Written task: Each record must be reproduced exactly as it is shown.

··· Records supplied

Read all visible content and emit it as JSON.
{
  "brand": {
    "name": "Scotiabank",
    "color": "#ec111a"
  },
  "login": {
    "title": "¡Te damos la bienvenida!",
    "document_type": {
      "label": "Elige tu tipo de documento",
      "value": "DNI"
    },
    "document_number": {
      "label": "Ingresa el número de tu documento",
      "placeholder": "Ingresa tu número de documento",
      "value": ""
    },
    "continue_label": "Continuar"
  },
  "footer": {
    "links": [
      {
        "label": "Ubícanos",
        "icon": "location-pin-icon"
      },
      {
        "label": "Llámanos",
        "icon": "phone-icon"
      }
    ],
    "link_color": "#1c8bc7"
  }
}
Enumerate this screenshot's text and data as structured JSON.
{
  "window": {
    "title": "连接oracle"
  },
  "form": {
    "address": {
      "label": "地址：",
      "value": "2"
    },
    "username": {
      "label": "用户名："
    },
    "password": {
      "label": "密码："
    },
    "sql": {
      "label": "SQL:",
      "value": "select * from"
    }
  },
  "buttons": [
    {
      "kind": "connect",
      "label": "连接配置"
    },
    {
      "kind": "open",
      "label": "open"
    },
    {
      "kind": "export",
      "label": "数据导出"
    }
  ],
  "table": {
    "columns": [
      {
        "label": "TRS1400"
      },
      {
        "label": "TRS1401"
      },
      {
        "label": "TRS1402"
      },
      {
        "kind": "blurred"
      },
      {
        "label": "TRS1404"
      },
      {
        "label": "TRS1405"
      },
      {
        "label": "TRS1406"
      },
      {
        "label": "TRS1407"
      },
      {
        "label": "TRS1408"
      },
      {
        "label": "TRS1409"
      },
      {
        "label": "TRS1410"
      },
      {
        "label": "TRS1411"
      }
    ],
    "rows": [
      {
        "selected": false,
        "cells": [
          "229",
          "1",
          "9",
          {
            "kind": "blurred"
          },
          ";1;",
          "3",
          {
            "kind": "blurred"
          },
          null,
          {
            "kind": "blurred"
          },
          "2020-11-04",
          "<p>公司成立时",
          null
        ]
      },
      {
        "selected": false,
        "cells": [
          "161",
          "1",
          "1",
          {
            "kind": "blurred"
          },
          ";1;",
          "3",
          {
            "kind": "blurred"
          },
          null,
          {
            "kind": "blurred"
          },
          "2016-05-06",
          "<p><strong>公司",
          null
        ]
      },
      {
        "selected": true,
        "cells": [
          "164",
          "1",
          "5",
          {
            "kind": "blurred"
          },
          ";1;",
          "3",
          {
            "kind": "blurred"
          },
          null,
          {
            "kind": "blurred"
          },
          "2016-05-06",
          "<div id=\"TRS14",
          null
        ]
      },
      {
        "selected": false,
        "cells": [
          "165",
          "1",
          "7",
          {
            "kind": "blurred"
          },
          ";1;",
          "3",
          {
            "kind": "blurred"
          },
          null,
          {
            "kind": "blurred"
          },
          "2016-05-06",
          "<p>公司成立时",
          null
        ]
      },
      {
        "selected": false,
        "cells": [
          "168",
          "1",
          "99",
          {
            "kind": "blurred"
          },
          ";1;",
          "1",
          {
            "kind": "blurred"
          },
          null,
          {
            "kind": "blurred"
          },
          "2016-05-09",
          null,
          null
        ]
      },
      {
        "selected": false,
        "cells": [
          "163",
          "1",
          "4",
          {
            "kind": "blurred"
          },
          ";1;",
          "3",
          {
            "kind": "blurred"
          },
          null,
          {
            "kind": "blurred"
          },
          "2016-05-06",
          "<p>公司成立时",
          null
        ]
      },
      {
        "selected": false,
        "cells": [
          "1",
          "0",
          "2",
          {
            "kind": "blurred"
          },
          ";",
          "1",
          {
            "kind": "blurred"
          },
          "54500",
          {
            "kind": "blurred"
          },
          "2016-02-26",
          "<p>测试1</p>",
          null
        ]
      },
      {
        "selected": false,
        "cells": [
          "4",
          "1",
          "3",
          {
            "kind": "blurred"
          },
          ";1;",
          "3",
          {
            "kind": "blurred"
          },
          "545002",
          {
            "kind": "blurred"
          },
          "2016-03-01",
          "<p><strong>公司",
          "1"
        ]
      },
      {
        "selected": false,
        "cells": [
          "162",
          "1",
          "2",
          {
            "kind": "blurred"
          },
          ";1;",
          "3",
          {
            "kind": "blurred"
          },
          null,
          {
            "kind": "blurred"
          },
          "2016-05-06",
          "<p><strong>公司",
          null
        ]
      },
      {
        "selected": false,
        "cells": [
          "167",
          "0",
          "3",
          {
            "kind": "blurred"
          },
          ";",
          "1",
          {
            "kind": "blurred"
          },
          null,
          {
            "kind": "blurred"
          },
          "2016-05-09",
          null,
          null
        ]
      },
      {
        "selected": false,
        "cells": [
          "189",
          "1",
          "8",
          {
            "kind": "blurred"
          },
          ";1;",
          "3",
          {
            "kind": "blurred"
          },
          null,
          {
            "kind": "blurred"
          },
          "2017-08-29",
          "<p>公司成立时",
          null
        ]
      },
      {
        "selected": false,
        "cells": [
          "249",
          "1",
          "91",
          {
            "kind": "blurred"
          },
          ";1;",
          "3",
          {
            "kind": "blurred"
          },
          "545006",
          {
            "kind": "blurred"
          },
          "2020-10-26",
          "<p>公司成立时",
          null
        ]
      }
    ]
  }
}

······

Result of the exercise:
Read all visible content and emit it as JSON.
{
  "brand": {
    "name": "Scotiabank",
    "color": "#ec111a"
  },
  "login": {
    "title": "¡Te damos la bienvenida!",
    "document_type": {
      "label": "Elige tu tipo de documento",
      "value": "DNI"
    },
    "document_number": {
      "label": "Ingresa el número de tu documento",
      "placeholder": "Ingresa tu número de documento",
      "value": ""
    },
    "continue_label": "Continuar"
  },
  "footer": {
    "links": [
      {
        "label": "Ubícanos",
        "icon": "location-pin-icon"
      },
      {
        "label": "Llámanos",
        "icon": "phone-icon"
      }
    ],
    "link_color": "#1c8bc7"
  }
}
Enumerate this screenshot's text and data as structured JSON.
{
  "window": {
    "title": "连接oracle"
  },
  "form": {
    "address": {
      "label": "地址：",
      "value": "2"
    },
    "username": {
      "label": "用户名："
    },
    "password": {
      "label": "密码："
    },
    "sql": {
      "label": "SQL:",
      "value": "select * from"
    }
  },
  "buttons": [
    {
      "kind": "connect",
      "label": "连接配置"
    },
    {
      "kind": "open",
      "label": "open"
    },
    {
      "kind": "export",
      "label": "数据导出"
    }
  ],
  "table": {
    "columns": [
      {
        "label": "TRS1400"
      },
      {
        "label": "TRS1401"
      },
      {
        "label": "TRS1402"
      },
      {
        "kind": "blurred"
      },
      {
        "label": "TRS1404"
      },
      {
        "label": "TRS1405"
      },
      {
        "label": "TRS1406"
      },
      {
        "label": "TRS1407"
      },
      {
        "label": "TRS1408"
      },
      {
        "label": "TRS1409"
      },
      {
        "label": "TRS1410"
      },
      {
        "label": "TRS1411"
      }
    ],
    "rows": [
      {
        "selected": false,
        "cells": [
          "229",
          "1",
          "9",
          {
            "kind": "blurred"
          },
          ";1;",
          "3",
          {
            "kind": "blurred"
          },
          null,
          {
            "kind": "blurred"
          },
          "2020-11-04",
          "<p>公司成立时",
          null
        ]
      },
      {
        "selected": false,
        "cells": [
          "161",
          "1",
          "1",
          {
            "kind": "blurred"
          },
          ";1;",
          "3",
          {
            "kind": "blurred"
          },
          null,
          {
            "kind": "blurred"
          },
          "2016-05-06",
          "<p><strong>公司",
          null
        ]
      },
      {
        "selected": true,
        "cells": [
          "164",
          "1",
          "5",
          {
            "kind": "blurred"
          },
          ";1;",
          "3",
          {
            "kind": "blurred"
          },
          null,
          {
            "kind": "blurred"
          },
          "2016-05-06",
          "<div id=\"TRS14",
          null
        ]
      },
      {
        "selected": false,
        "cells": [
          "165",
          "1",
          "7",
          {
            "kind": "blurred"
          },
          ";1;",
          "3",
          {
            "kind": "blurred"
          },
          null,
          {
            "kind": "blurred"
          },
          "2016-05-06",
          "<p>公司成立时",
          null
        ]
      },
      {
        "selected": false,
        "cells": [
          "168",
          "1",
          "99",
          {
            "kind": "blurred"
          },
          ";1;",
          "1",
          {
            "kind": "blurred"
          },
          null,
          {
            "kind": "blurred"
          },
          "2016-05-09",
          null,
          null
        ]
      },
      {
        "selected": false,
        "cells": [
          "163",
          "1",
          "4",
          {
            "kind": "blurred"
          },
          ";1;",
          "3",
          {
            "kind": "blurred"
          },
          null,
          {
            "kind": "blurred"
          },
          "2016-05-06",
          "<p>公司成立时",
          null
        ]
      },
      {
        "selected": false,
        "cells": [
          "1",
          "0",
          "2",
          {
            "kind": "blurred"
          },
          ";",
          "1",
          {
            "kind": "blurred"
          },
          "54500",
          {
            "kind": "blurred"
          },
          "2016-02-26",
          "<p>测试1</p>",
          null
        ]
      },
      {
        "selected": false,
        "cells": [
          "4",
          "1",
          "3",
          {
            "kind": "blurred"
          },
          ";1;",
          "3",
          {
            "kind": "blurred"
          },
          "545002",
          {
            "kind": "blurred"
          },
          "2016-03-01",
          "<p><strong>公司",
          "1"
        ]
      },
      {
        "selected": false,
        "cells": [
          "162",
          "1",
          "2",
          {
            "kind": "blurred"
          },
          ";1;",
          "3",
          {
            "kind": "blurred"
          },
          null,
          {
            "kind": "blurred"
          },
          "2016-05-06",
          "<p><strong>公司",
          null
        ]
      },
      {
        "selected": false,
        "cells": [
          "167",
          "0",
          "3",
          {
            "kind": "blurred"
          },
          ";",
          "1",
          {
            "kind": "blurred"
          },
          null,
          {
            "kind": "blurred"
          },
          "2016-05-09",
          null,
          null
        ]
      },
      {
        "selected": false,
        "cells": [
          "189",
          "1",
          "8",
          {
            "kind": "blurred"
          },
          ";1;",
          "3",
          {
            "kind": "blurred"
          },
          null,
          {
            "kind": "blurred"
          },
          "2017-08-29",
          "<p>公司成立时",
          null
        ]
      },
      {
        "selected": false,
        "cells": [
          "249",
          "1",
          "91",
          {
            "kind": "blurred"
          },
          ";1;",
          "3",
          {
            "kind": "blurred"
          },
          "545006",
          {
            "kind": "blurred"
          },
          "2020-10-26",
          "<p>公司成立时",
          null
        ]
      }
    ]
  }
}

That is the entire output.